*Written task*
Only a number is wanted: how many lines in the listing contain the word "seen"?
== Provided records ==
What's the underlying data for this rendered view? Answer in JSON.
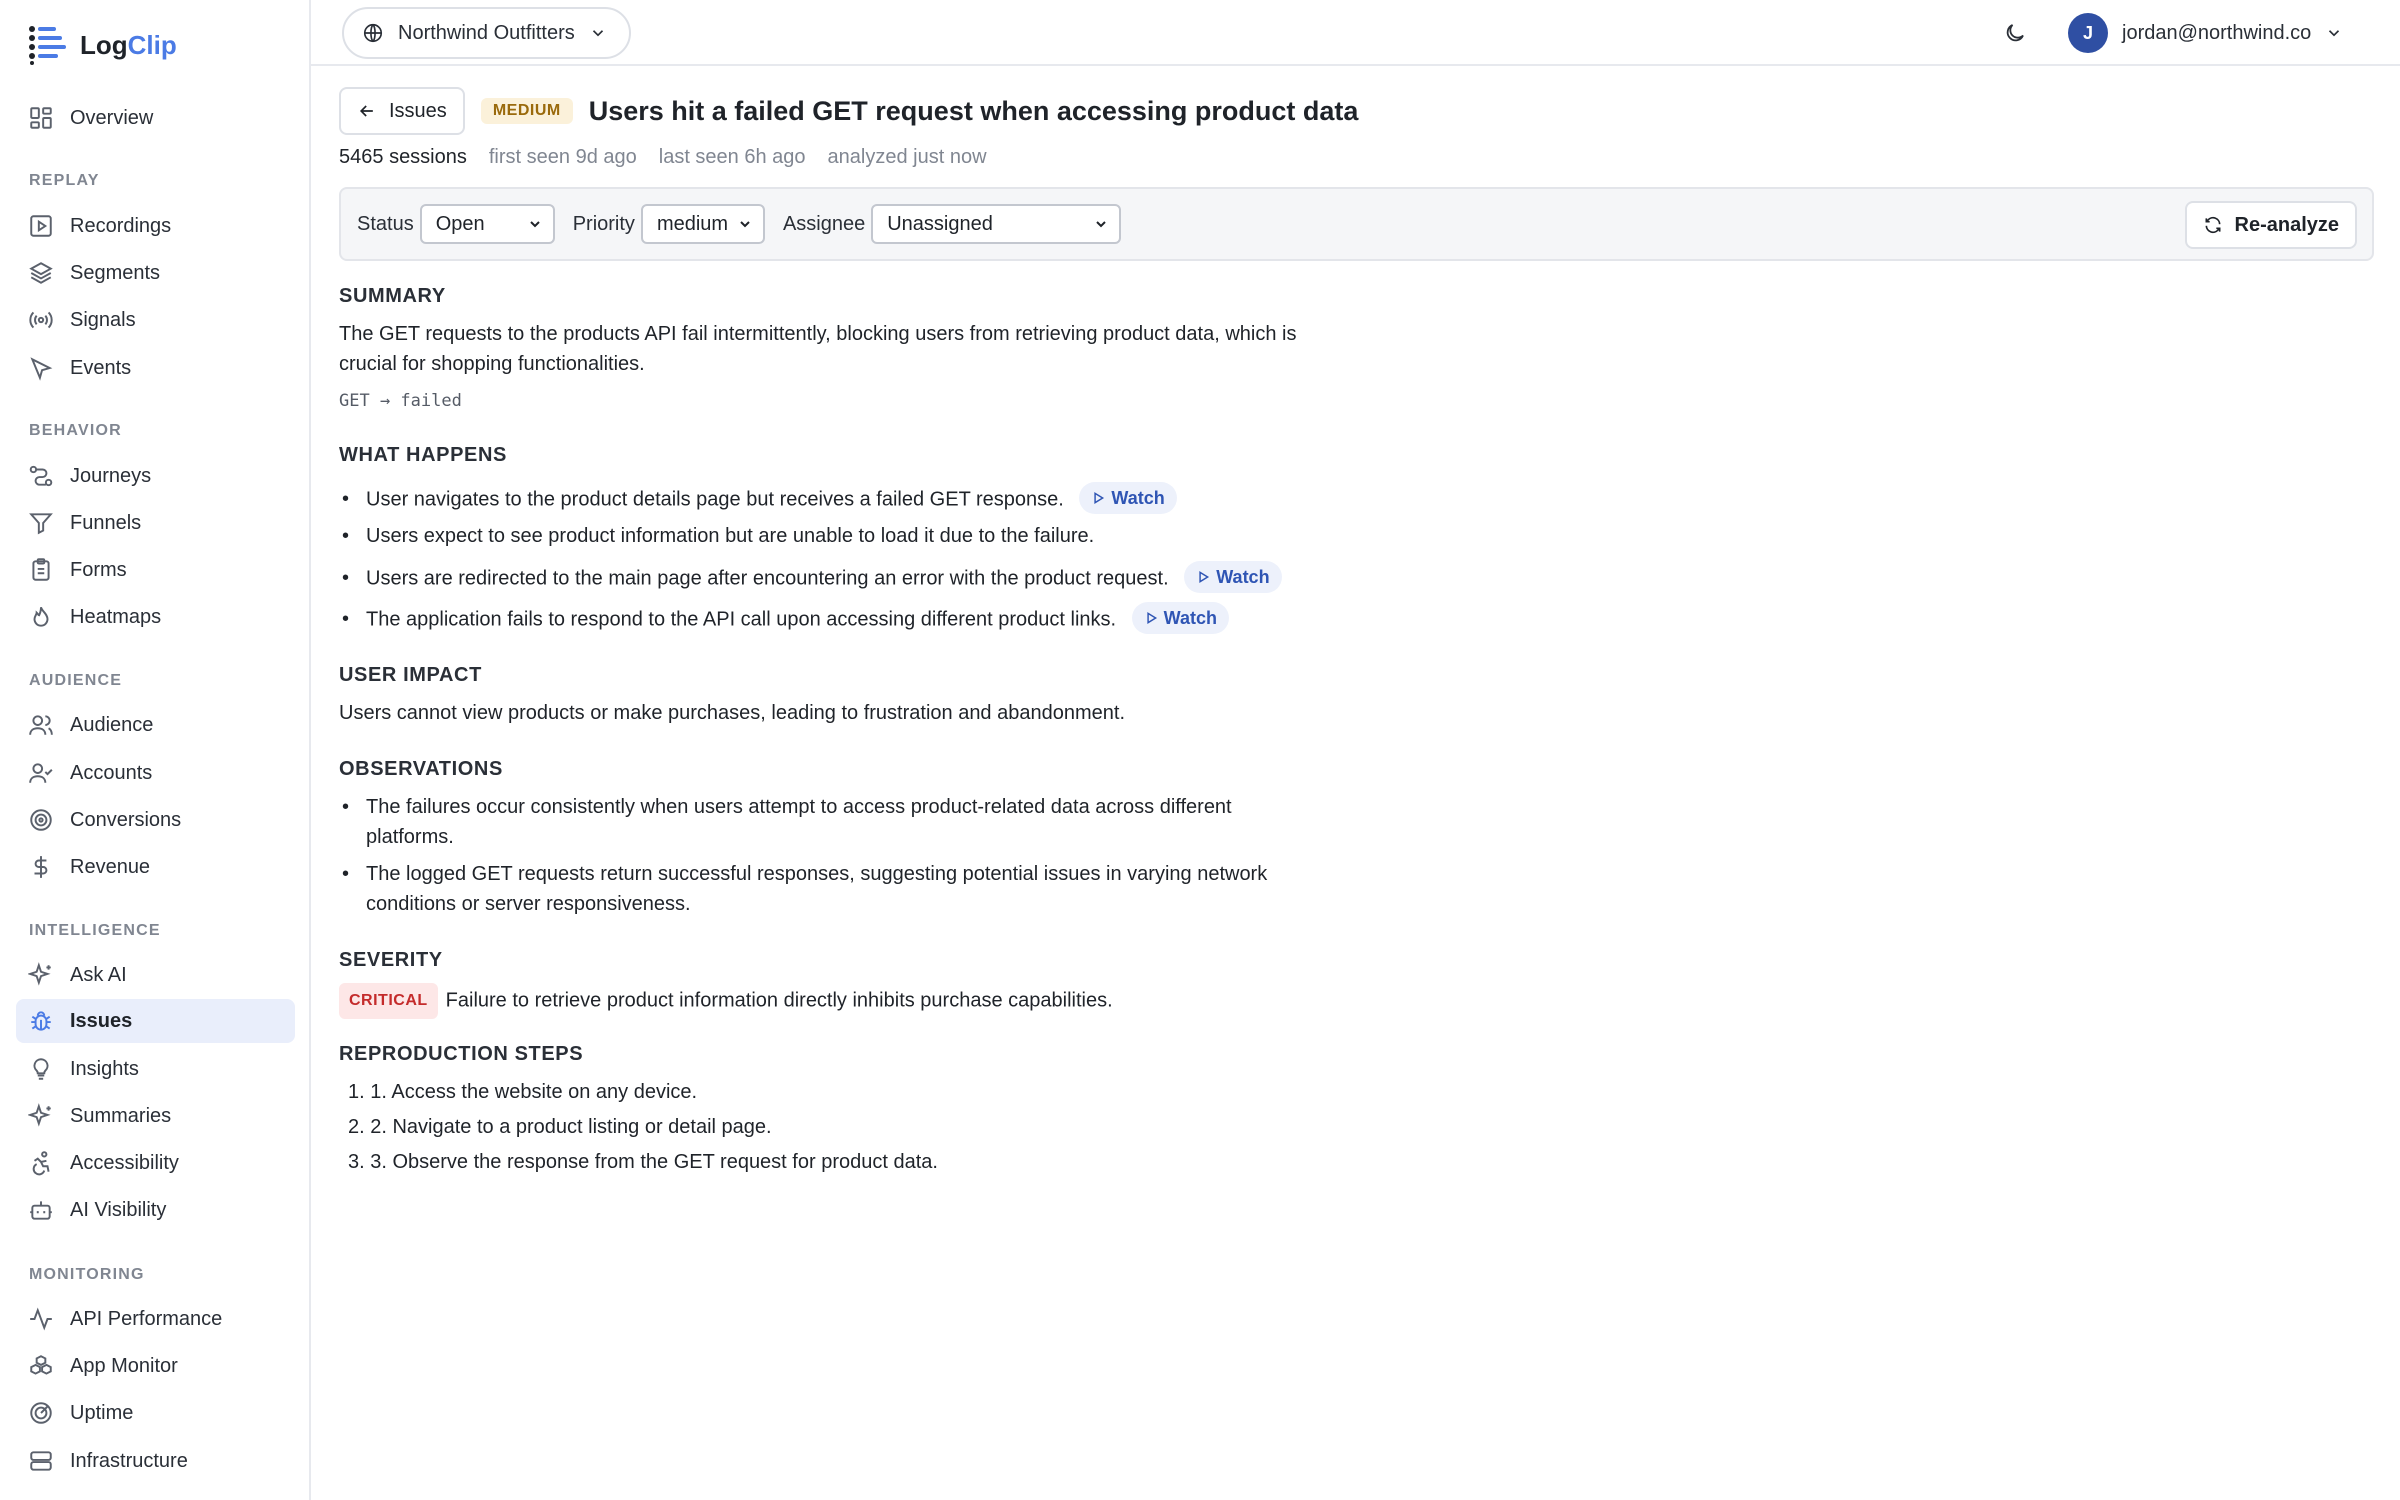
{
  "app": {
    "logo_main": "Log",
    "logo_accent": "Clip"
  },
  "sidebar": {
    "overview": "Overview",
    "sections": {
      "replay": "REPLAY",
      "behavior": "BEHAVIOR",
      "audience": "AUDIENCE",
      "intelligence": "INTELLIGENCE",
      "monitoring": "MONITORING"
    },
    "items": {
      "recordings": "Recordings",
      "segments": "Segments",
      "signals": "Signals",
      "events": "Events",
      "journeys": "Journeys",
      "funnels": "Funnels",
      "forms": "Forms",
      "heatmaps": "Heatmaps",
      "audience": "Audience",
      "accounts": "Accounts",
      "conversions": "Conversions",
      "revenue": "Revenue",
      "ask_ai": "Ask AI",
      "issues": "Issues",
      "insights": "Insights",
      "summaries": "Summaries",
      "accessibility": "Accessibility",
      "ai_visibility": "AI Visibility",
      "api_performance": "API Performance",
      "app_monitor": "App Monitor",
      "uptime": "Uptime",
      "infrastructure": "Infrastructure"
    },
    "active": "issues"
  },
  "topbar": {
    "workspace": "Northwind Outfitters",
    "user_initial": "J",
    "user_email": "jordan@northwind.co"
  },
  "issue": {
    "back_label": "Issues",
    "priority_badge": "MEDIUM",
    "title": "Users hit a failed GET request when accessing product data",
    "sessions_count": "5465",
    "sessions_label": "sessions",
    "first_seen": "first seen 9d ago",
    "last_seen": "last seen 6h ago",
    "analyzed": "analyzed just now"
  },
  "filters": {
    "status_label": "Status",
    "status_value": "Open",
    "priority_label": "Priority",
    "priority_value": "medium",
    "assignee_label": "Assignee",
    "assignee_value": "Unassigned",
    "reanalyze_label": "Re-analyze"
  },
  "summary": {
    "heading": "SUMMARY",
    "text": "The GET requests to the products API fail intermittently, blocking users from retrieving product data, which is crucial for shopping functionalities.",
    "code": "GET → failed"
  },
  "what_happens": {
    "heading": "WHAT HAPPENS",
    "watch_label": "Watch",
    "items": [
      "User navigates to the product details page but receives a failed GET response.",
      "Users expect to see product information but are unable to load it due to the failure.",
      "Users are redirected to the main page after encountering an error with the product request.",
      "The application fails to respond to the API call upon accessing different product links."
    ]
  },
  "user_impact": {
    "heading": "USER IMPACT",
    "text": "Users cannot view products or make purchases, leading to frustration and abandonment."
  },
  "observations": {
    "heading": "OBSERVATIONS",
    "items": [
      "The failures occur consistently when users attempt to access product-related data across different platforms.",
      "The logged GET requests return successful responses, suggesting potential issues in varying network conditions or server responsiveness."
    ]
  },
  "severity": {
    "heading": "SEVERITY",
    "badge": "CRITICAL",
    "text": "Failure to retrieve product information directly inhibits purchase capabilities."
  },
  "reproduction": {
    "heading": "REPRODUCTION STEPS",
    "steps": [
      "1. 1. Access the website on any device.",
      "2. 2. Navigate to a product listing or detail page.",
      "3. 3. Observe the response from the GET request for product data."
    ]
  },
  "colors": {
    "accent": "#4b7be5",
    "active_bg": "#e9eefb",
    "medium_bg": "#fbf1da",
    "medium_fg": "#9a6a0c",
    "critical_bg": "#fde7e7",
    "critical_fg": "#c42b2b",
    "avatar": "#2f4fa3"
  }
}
===
*Result below*
2